| Exercise objective |
Only the pictures are left out: repeat the rest of the entries exactly.

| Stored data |
* * * *

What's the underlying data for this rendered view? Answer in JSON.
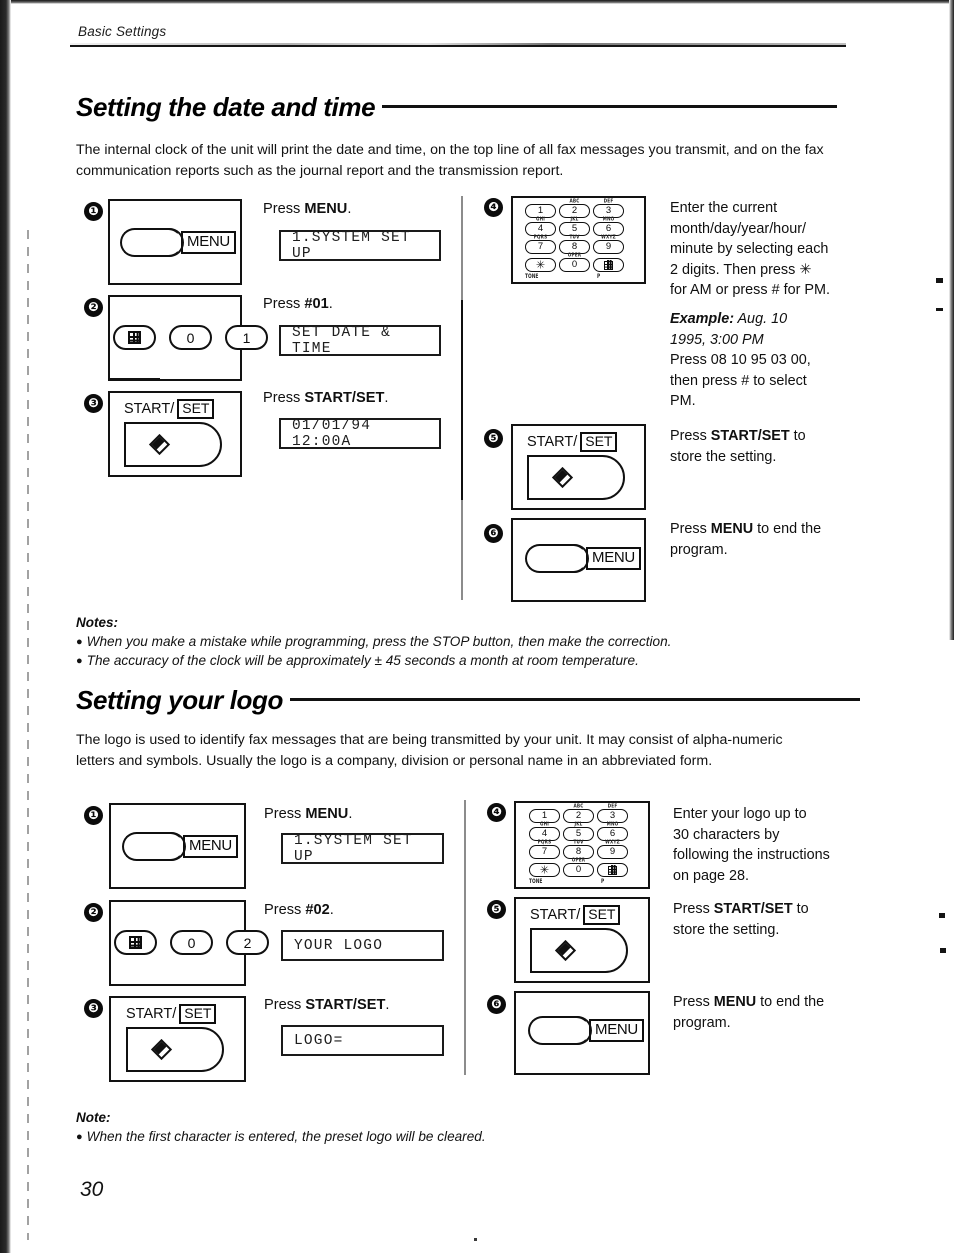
{
  "header": {
    "running_title": "Basic Settings"
  },
  "page_number": "30",
  "sections": [
    {
      "title": "Setting the date and time",
      "intro": "The internal clock of the unit will print the date and time, on the top line of all fax messages you transmit, and on the fax communication reports such as the journal report and the transmission report.",
      "steps_left": [
        {
          "num": "❶",
          "instruction_prefix": "Press ",
          "instruction_bold": "MENU",
          "instruction_suffix": ".",
          "lcd": "1.SYSTEM SET UP",
          "device": "menu-button",
          "menu_label": "MENU"
        },
        {
          "num": "❷",
          "instruction_prefix": "Press ",
          "instruction_bold": "#01",
          "instruction_suffix": ".",
          "lcd": "SET DATE & TIME",
          "device": "key-row",
          "keys": [
            "#",
            "0",
            "1"
          ]
        },
        {
          "num": "❸",
          "instruction_prefix": "Press ",
          "instruction_bold": "START/SET",
          "instruction_suffix": ".",
          "lcd": "01/01/94 12:00A",
          "device": "start-set",
          "start_label": "START/",
          "set_label": "SET"
        }
      ],
      "steps_right": [
        {
          "num": "❹",
          "device": "keypad",
          "text_line1": "Enter the current",
          "text_line2": "month/day/year/hour/",
          "text_line3": "minute by selecting each",
          "text_line4": "2 digits. Then press ✳",
          "text_line5": "for AM or press # for PM.",
          "example_label": "Example:",
          "example_line1": " Aug. 10",
          "example_line2": "1995, 3:00 PM",
          "example_line3": "Press 08 10 95 03 00,",
          "example_line4": "then press # to select",
          "example_line5": "PM."
        },
        {
          "num": "❺",
          "device": "start-set",
          "start_label": "START/",
          "set_label": "SET",
          "text_line1": "Press START/SET to",
          "text_line2": "store the setting.",
          "bold_token": "START/SET"
        },
        {
          "num": "❻",
          "device": "menu-button",
          "menu_label": "MENU",
          "text_line1": "Press MENU to end the",
          "text_line2": "program.",
          "bold_token": "MENU"
        }
      ],
      "notes_title": "Notes:",
      "notes": [
        "When you make a mistake while programming, press the STOP button, then make the correction.",
        "The accuracy of the clock will be approximately ± 45 seconds a month at room temperature."
      ]
    },
    {
      "title": "Setting your logo",
      "intro": "The logo is used to identify fax messages that are being transmitted by your unit. It may consist of alpha-numeric letters and symbols. Usually the logo is a company, division or personal name in an abbreviated form.",
      "steps_left": [
        {
          "num": "❶",
          "instruction_prefix": "Press ",
          "instruction_bold": "MENU",
          "instruction_suffix": ".",
          "lcd": "1.SYSTEM SET UP",
          "device": "menu-button",
          "menu_label": "MENU"
        },
        {
          "num": "❷",
          "instruction_prefix": "Press ",
          "instruction_bold": "#02",
          "instruction_suffix": ".",
          "lcd": "YOUR LOGO",
          "device": "key-row",
          "keys": [
            "#",
            "0",
            "2"
          ]
        },
        {
          "num": "❸",
          "instruction_prefix": "Press ",
          "instruction_bold": "START/SET",
          "instruction_suffix": ".",
          "lcd": "LOGO=",
          "device": "start-set",
          "start_label": "START/",
          "set_label": "SET"
        }
      ],
      "steps_right": [
        {
          "num": "❹",
          "device": "keypad",
          "text_line1": "Enter your logo up to",
          "text_line2": "30 characters by",
          "text_line3": "following the instructions",
          "text_line4": "on page 28."
        },
        {
          "num": "❺",
          "device": "start-set",
          "start_label": "START/",
          "set_label": "SET",
          "text_line1": "Press START/SET to",
          "text_line2": "store the setting.",
          "bold_token": "START/SET"
        },
        {
          "num": "❻",
          "device": "menu-button",
          "menu_label": "MENU",
          "text_line1": "Press MENU to end the",
          "text_line2": "program.",
          "bold_token": "MENU"
        }
      ],
      "notes_title": "Note:",
      "notes": [
        "When the first character is entered, the preset logo will be cleared."
      ]
    }
  ],
  "keypad": {
    "keys": [
      "1",
      "2",
      "3",
      "4",
      "5",
      "6",
      "7",
      "8",
      "9",
      "✳",
      "0",
      "#"
    ],
    "sublabels": [
      "",
      "ABC",
      "DEF",
      "GHI",
      "JKL",
      "MNO",
      "PQRS",
      "TUV",
      "WXYZ",
      "",
      "OPER",
      ""
    ],
    "foot_left": "TONE",
    "foot_right": "P"
  },
  "colors": {
    "ink": "#111111",
    "paper": "#ffffff"
  }
}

* * * *

| Answer for this exercise |
What's the underlying data for this rendered view? Answer in JSON.
{
  "header": {
    "running_title": "Basic Settings"
  },
  "page_number": "30",
  "sections": [
    {
      "title": "Setting the date and time",
      "intro": "The internal clock of the unit will print the date and time, on the top line of all fax messages you transmit, and on the fax communication reports such as the journal report and the transmission report.",
      "steps_left": [
        {
          "num": "❶",
          "instruction_prefix": "Press ",
          "instruction_bold": "MENU",
          "instruction_suffix": ".",
          "lcd": "1.SYSTEM SET UP",
          "device": "menu-button",
          "menu_label": "MENU"
        },
        {
          "num": "❷",
          "instruction_prefix": "Press ",
          "instruction_bold": "#01",
          "instruction_suffix": ".",
          "lcd": "SET DATE & TIME",
          "device": "key-row",
          "keys": [
            "#",
            "0",
            "1"
          ]
        },
        {
          "num": "❸",
          "instruction_prefix": "Press ",
          "instruction_bold": "START/SET",
          "instruction_suffix": ".",
          "lcd": "01/01/94 12:00A",
          "device": "start-set",
          "start_label": "START/",
          "set_label": "SET"
        }
      ],
      "steps_right": [
        {
          "num": "❹",
          "device": "keypad",
          "text_line1": "Enter the current",
          "text_line2": "month/day/year/hour/",
          "text_line3": "minute by selecting each",
          "text_line4": "2 digits. Then press ✳",
          "text_line5": "for AM or press # for PM.",
          "example_label": "Example:",
          "example_line1": " Aug. 10",
          "example_line2": "1995, 3:00 PM",
          "example_line3": "Press 08 10 95 03 00,",
          "example_line4": "then press # to select",
          "example_line5": "PM."
        },
        {
          "num": "❺",
          "device": "start-set",
          "start_label": "START/",
          "set_label": "SET",
          "text_line1": "Press START/SET to",
          "text_line2": "store the setting.",
          "bold_token": "START/SET"
        },
        {
          "num": "❻",
          "device": "menu-button",
          "menu_label": "MENU",
          "text_line1": "Press MENU to end the",
          "text_line2": "program.",
          "bold_token": "MENU"
        }
      ],
      "notes_title": "Notes:",
      "notes": [
        "When you make a mistake while programming, press the STOP button, then make the correction.",
        "The accuracy of the clock will be approximately ± 45 seconds a month at room temperature."
      ]
    },
    {
      "title": "Setting your logo",
      "intro": "The logo is used to identify fax messages that are being transmitted by your unit. It may consist of alpha-numeric letters and symbols. Usually the logo is a company, division or personal name in an abbreviated form.",
      "steps_left": [
        {
          "num": "❶",
          "instruction_prefix": "Press ",
          "instruction_bold": "MENU",
          "instruction_suffix": ".",
          "lcd": "1.SYSTEM SET UP",
          "device": "menu-button",
          "menu_label": "MENU"
        },
        {
          "num": "❷",
          "instruction_prefix": "Press ",
          "instruction_bold": "#02",
          "instruction_suffix": ".",
          "lcd": "YOUR LOGO",
          "device": "key-row",
          "keys": [
            "#",
            "0",
            "2"
          ]
        },
        {
          "num": "❸",
          "instruction_prefix": "Press ",
          "instruction_bold": "START/SET",
          "instruction_suffix": ".",
          "lcd": "LOGO=",
          "device": "start-set",
          "start_label": "START/",
          "set_label": "SET"
        }
      ],
      "steps_right": [
        {
          "num": "❹",
          "device": "keypad",
          "text_line1": "Enter your logo up to",
          "text_line2": "30 characters by",
          "text_line3": "following the instructions",
          "text_line4": "on page 28."
        },
        {
          "num": "❺",
          "device": "start-set",
          "start_label": "START/",
          "set_label": "SET",
          "text_line1": "Press START/SET to",
          "text_line2": "store the setting.",
          "bold_token": "START/SET"
        },
        {
          "num": "❻",
          "device": "menu-button",
          "menu_label": "MENU",
          "text_line1": "Press MENU to end the",
          "text_line2": "program.",
          "bold_token": "MENU"
        }
      ],
      "notes_title": "Note:",
      "notes": [
        "When the first character is entered, the preset logo will be cleared."
      ]
    }
  ],
  "keypad": {
    "keys": [
      "1",
      "2",
      "3",
      "4",
      "5",
      "6",
      "7",
      "8",
      "9",
      "✳",
      "0",
      "#"
    ],
    "sublabels": [
      "",
      "ABC",
      "DEF",
      "GHI",
      "JKL",
      "MNO",
      "PQRS",
      "TUV",
      "WXYZ",
      "",
      "OPER",
      ""
    ],
    "foot_left": "TONE",
    "foot_right": "P"
  },
  "colors": {
    "ink": "#111111",
    "paper": "#ffffff"
  }
}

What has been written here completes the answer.